--- Passage for review ---
Hardline cleric leads field as Iran set to vote in presidential election

Regime presses case of Ebrahim Raisi as voters expected to shun poll seen as illegitimate

 A supporter of Iranian ultraconservative presidential candidate Ebrahim Raisi raises his portrait during a rally in Tehran on Wednesday. Photograph:  Atta Kenare/AFP via Getty Images

A supporter of Iranian ultraconservative presidential candidate Ebrahim Raisi raises his portrait during a rally in Tehran on Wednesday. Photograph: Atta Kenare/AFP via Getty Images

 

Iranians go to the polls on Friday in their 13th regime-controlled presidential election since the Islamic Republic was established in 1979.

Ultraconservative supreme court judge Ebrahim Raisi, a mid-ranking cleric, leads the field of four after three candidates dropped out of the race. The conservative, unelected Guardian Council had whittled down the number approved to seven – five conservatives and two moderates – from nearly 600 hopefuls.
---
Task set =
1 – Answer these questions from the article on Iran's presidential election, one line each, marked (a), (b) and (c).
(a) Which presidential election since 1979 is being held on Friday?
(b) How many candidates did the Guardian Council approve, and how were they divided?
(c) Where and on what day did the rally shown in the photograph take place?
2 – For each statement, say whether the article on Iran's presidential election supports it. Answer yes or no, and quote the words from the article that settle it.
(a) The Guardian Council is an elected body.
(b) Ebrahim Raisi leads a field of four candidates.
(c) The Islamic Republic was established in 1989.
3 – Write the next part of the article on Iran's presidential election, starting after its last sentence.
--- Data shown ---
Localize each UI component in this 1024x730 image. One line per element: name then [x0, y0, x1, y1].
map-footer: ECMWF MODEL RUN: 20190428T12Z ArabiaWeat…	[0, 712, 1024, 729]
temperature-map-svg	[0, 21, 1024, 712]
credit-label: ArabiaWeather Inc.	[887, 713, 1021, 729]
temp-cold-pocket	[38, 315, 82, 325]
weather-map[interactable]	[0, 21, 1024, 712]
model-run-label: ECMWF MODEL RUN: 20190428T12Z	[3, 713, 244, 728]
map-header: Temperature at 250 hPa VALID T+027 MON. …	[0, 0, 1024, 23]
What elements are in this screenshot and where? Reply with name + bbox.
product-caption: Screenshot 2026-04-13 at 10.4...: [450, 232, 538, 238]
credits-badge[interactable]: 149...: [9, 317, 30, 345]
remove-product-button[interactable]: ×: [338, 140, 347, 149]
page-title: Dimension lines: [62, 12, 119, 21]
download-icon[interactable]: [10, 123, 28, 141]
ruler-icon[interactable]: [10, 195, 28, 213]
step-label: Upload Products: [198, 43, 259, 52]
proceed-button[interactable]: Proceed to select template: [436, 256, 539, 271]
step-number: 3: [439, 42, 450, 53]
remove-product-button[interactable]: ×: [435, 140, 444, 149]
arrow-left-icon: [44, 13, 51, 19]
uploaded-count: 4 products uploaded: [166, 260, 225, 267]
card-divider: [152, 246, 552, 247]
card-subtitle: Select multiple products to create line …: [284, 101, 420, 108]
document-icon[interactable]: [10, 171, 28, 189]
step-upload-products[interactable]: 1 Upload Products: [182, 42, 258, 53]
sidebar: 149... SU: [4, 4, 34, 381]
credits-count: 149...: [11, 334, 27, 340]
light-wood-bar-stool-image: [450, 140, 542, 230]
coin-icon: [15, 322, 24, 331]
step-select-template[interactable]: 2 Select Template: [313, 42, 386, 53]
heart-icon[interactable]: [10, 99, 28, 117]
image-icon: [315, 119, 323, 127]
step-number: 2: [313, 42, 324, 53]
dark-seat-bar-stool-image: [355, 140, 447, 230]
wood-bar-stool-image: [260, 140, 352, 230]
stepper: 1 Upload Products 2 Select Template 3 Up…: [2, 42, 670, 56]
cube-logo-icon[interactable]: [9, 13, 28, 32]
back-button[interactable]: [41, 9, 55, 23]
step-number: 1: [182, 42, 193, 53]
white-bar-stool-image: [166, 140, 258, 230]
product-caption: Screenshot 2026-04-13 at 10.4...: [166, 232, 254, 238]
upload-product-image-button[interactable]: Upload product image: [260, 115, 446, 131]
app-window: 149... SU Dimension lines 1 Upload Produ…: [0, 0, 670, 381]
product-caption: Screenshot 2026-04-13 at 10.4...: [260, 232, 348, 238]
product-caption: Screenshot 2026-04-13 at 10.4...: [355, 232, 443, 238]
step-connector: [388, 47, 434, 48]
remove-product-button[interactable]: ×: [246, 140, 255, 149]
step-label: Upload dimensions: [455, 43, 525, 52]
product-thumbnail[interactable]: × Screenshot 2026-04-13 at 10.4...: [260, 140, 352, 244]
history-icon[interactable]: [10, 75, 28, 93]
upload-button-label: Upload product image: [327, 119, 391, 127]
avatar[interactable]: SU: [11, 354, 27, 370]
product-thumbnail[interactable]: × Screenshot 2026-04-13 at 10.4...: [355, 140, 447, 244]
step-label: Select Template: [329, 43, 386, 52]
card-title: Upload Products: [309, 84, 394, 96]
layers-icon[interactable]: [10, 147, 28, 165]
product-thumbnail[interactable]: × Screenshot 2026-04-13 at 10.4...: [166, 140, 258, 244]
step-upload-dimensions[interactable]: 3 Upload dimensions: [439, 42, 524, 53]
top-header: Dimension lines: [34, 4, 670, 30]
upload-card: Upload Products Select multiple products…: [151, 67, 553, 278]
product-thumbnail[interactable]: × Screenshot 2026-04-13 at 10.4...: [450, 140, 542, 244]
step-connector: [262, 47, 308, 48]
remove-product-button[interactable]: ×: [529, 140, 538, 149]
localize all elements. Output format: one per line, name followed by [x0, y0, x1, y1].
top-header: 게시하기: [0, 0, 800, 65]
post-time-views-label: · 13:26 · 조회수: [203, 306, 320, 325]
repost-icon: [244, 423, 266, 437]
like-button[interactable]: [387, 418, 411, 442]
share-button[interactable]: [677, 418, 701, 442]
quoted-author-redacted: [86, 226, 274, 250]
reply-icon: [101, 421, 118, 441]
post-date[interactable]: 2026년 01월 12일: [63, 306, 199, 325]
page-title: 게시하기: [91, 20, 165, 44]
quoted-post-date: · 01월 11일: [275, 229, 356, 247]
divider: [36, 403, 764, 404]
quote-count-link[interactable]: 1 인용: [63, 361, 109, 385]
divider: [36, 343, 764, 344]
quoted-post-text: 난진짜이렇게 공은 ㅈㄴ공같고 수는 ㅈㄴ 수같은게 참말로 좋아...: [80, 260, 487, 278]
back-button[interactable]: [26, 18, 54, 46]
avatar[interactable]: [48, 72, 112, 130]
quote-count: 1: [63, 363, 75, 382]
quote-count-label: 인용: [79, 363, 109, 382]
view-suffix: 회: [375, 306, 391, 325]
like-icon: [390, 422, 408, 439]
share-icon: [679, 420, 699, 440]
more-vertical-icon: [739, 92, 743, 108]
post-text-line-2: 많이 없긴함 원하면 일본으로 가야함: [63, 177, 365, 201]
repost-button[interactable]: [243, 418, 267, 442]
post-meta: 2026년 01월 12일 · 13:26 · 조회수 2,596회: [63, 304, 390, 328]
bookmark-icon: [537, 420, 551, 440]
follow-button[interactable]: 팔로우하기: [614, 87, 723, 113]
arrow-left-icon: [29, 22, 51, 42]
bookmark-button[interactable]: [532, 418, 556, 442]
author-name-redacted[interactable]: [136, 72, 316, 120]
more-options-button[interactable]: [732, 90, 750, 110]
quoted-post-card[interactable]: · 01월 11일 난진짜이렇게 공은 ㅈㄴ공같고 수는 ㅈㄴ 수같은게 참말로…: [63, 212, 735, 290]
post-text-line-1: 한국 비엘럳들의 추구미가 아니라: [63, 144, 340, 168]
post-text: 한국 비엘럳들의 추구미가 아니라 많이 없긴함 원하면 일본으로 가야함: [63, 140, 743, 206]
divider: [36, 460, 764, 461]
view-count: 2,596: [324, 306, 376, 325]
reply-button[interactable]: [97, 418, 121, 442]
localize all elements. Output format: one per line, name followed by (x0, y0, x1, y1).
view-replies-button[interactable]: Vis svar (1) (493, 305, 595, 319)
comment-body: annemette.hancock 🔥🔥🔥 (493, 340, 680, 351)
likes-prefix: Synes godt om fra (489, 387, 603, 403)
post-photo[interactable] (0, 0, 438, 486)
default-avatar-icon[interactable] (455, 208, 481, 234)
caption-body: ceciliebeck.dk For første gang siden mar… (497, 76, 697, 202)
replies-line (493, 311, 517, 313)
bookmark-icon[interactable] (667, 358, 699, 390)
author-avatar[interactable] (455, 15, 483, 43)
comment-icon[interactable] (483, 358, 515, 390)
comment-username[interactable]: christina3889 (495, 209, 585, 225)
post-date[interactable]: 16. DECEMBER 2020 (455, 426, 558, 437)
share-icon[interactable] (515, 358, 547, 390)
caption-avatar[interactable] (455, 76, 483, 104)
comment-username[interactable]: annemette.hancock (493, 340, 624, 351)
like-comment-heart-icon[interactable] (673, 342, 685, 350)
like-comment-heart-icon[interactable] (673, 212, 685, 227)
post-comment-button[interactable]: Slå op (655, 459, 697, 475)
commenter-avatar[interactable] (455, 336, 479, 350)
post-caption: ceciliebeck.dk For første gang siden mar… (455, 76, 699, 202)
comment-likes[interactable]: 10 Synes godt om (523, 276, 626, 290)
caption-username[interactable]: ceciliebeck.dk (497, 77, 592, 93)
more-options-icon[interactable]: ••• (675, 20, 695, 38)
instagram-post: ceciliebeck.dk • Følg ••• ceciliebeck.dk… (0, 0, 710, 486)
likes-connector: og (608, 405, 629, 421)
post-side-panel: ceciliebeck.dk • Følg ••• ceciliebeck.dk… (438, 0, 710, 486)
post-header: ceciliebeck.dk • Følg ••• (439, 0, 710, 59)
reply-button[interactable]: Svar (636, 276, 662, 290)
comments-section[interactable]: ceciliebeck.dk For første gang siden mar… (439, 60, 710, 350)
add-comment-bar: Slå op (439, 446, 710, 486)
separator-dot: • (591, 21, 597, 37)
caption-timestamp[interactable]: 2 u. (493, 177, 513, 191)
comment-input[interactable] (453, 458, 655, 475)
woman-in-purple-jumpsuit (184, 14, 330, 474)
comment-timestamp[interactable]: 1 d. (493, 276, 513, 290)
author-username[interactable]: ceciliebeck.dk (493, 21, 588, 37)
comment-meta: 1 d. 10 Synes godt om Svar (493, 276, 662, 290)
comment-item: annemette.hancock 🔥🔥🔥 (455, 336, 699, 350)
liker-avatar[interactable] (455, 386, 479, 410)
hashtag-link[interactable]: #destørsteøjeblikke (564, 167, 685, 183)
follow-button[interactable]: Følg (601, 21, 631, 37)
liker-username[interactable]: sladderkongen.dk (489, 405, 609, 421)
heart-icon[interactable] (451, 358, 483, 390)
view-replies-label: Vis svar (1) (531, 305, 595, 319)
---
Task-by-task answers =
1 –
(a) The 13th regime-controlled presidential election since the Islamic Republic was established in 1979.
(b) Seven, five conservatives and two moderates, chosen from nearly 600 hopefuls.
(c) In Tehran, on Wednesday.

2 –
(a) No: "The conservative, unelected Guardian Council"
(b) Yes: "leads the field of four after three candidates dropped out of the race"
(c) No: "since the Islamic Republic was established in 1979"

3 –
Among the excluded was Ali Larijani, ex-parliamentary speaker and moderate conservative who could have taken votes from Mr Raisi.

The clerical regime appears determined to pre-empt the result of this election. Despite previous efforts to determine voting for both president and parliament, earlier Iranian elections have been competitive, unpredictable, and resulted in victories for reformists and moderates, including outgoing president Hassan Rouhani.

Appointed by supreme leader Ayatollah Ali Khamenei (82), Iran’s ultimate authority, the 12-member Guardian Council promoted the candidacy of Mr Raisi, a student and confident of the ayatollah and seen as his potential heir. A victory for Mr Raisi would give the conservatives control of all the levers of power in Iran, both elected and appointed, ahead of the selection of the leader’s successor.

Mr Raisi made his name as a hardliner while a judge during the 1988 mass trials when thousands of regime opponent were executed in the wake of the Iran-Iraq war. He has vowed to tackle corruption and, like all the candidates, has pledged to return Iran to the 2015 agreement to limit Iran’s nuclear programme in exchange for the lifting of sanctions. He could lay claim to this feat if it is accomplished in ongoing negotiations.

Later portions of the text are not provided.